### Directions
Please copy all the lines that follow, word for word.

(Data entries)
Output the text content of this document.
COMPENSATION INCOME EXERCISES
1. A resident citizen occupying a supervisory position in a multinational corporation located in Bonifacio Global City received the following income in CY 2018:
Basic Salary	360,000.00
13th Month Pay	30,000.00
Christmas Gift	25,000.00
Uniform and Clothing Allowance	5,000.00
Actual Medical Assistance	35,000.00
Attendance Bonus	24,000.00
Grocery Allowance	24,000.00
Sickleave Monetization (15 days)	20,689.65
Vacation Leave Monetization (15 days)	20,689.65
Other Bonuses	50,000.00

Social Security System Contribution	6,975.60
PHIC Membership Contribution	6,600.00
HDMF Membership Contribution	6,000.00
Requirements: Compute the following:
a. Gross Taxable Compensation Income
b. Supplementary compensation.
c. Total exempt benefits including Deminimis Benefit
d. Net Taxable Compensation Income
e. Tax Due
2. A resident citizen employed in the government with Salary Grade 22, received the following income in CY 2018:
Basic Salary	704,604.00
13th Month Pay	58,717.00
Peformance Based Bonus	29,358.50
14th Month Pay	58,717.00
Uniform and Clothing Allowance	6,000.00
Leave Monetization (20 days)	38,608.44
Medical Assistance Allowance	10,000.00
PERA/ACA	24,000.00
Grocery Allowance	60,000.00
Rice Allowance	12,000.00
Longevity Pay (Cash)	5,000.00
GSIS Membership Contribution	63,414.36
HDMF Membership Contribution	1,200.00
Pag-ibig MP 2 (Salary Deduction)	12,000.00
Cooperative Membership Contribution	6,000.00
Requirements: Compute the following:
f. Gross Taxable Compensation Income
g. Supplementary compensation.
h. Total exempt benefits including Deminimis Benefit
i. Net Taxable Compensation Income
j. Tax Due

### Task response
Output the text content of this document.
COMPENSATION INCOME EXERCISES
1. A resident citizen occupying a supervisory position in a multinational corporation located in Bonifacio Global City received the following income in CY 2018:
Basic Salary	360,000.00
13th Month Pay	30,000.00
Christmas Gift	25,000.00
Uniform and Clothing Allowance	5,000.00
Actual Medical Assistance	35,000.00
Attendance Bonus	24,000.00
Grocery Allowance	24,000.00
Sickleave Monetization (15 days)	20,689.65
Vacation Leave Monetization (15 days)	20,689.65
Other Bonuses	50,000.00

Social Security System Contribution	6,975.60
PHIC Membership Contribution	6,600.00
HDMF Membership Contribution	6,000.00
Requirements: Compute the following:
a. Gross Taxable Compensation Income
b. Supplementary compensation.
c. Total exempt benefits including Deminimis Benefit
d. Net Taxable Compensation Income
e. Tax Due
2. A resident citizen employed in the government with Salary Grade 22, received the following income in CY 2018:
Basic Salary	704,604.00
13th Month Pay	58,717.00
Peformance Based Bonus	29,358.50
14th Month Pay	58,717.00
Uniform and Clothing Allowance	6,000.00
Leave Monetization (20 days)	38,608.44
Medical Assistance Allowance	10,000.00
PERA/ACA	24,000.00
Grocery Allowance	60,000.00
Rice Allowance	12,000.00
Longevity Pay (Cash)	5,000.00
GSIS Membership Contribution	63,414.36
HDMF Membership Contribution	1,200.00
Pag-ibig MP 2 (Salary Deduction)	12,000.00
Cooperative Membership Contribution	6,000.00
Requirements: Compute the following:
f. Gross Taxable Compensation Income
g. Supplementary compensation.
h. Total exempt benefits including Deminimis Benefit
i. Net Taxable Compensation Income
j. Tax Due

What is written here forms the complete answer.